** start Material supplied **

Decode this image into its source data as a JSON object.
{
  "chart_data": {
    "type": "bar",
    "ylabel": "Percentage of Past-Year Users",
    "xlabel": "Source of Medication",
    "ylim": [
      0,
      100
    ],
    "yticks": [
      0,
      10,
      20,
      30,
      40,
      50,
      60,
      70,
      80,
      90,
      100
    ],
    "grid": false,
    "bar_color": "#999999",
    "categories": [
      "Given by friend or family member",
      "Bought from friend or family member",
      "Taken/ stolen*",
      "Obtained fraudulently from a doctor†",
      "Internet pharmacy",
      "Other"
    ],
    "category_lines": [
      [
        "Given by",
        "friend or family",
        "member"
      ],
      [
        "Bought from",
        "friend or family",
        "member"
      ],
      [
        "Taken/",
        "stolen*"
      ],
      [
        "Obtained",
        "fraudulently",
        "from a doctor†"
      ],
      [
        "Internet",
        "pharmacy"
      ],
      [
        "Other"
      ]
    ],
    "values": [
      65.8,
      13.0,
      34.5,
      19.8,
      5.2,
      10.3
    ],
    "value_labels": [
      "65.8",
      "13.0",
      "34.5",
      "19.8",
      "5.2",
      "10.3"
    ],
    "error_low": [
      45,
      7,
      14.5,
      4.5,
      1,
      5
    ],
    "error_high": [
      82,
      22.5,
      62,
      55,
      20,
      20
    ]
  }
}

** end Material supplied **
** start Material supplied **

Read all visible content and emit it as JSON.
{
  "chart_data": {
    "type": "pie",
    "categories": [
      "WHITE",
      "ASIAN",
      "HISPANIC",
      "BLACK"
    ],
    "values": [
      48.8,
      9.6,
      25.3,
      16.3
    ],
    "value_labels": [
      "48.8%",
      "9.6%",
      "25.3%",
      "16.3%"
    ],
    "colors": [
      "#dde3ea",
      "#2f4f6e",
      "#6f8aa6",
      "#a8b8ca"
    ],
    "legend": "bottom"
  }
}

** end Material supplied **

▶ _Task statement_
Tally the lines in this data that hold the word "Given" and state only the count.

▶ _Exercise answer_
2